WHAT YOU SHOULD DO →
Go through the listing below and list every line with "国家食品药品监督管理总局".
* start *
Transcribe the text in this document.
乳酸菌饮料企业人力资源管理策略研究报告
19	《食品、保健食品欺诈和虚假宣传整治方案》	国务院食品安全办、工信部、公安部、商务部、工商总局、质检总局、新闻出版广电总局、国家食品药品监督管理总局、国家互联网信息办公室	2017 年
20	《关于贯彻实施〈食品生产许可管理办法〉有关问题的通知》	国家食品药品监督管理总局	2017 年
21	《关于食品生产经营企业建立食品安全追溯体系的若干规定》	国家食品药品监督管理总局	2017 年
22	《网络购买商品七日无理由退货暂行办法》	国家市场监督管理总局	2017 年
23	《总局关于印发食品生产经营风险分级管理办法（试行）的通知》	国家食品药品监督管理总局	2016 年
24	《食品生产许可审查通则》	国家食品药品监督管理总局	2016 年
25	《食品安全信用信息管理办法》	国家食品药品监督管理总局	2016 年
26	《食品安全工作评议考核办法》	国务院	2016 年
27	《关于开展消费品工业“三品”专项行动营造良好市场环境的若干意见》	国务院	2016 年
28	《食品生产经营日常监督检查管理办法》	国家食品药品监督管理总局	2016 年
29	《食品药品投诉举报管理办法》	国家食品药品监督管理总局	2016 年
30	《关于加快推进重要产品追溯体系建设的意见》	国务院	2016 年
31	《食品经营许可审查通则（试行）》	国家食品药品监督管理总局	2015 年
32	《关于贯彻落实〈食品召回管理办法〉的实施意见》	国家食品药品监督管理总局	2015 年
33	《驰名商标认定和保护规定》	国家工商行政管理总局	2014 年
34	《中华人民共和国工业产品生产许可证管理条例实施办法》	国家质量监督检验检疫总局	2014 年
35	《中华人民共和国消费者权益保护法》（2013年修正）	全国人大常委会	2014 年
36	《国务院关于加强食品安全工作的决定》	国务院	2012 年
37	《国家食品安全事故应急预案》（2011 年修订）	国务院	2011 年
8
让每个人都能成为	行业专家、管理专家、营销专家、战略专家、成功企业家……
* end *
EXERCISE SOLUTION →
19	《食品、保健食品欺诈和虚假宣传整治方案》	国务院食品安全办、工信部、公安部、商务部、工商总局、质检总局、新闻出版广电总局、国家食品药品监督管理总局、国家互联网信息办公室	2017 年
20	《关于贯彻实施〈食品生产许可管理办法〉有关问题的通知》	国家食品药品监督管理总局	2017 年
21	《关于食品生产经营企业建立食品安全追溯体系的若干规定》	国家食品药品监督管理总局	2017 年
23	《总局关于印发食品生产经营风险分级管理办法（试行）的通知》	国家食品药品监督管理总局	2016 年
24	《食品生产许可审查通则》	国家食品药品监督管理总局	2016 年
25	《食品安全信用信息管理办法》	国家食品药品监督管理总局	2016 年
28	《食品生产经营日常监督检查管理办法》	国家食品药品监督管理总局	2016 年
29	《食品药品投诉举报管理办法》	国家食品药品监督管理总局	2016 年
31	《食品经营许可审查通则（试行）》	国家食品药品监督管理总局	2015 年
32	《关于贯彻落实〈食品召回管理办法〉的实施意见》	国家食品药品监督管理总局	2015 年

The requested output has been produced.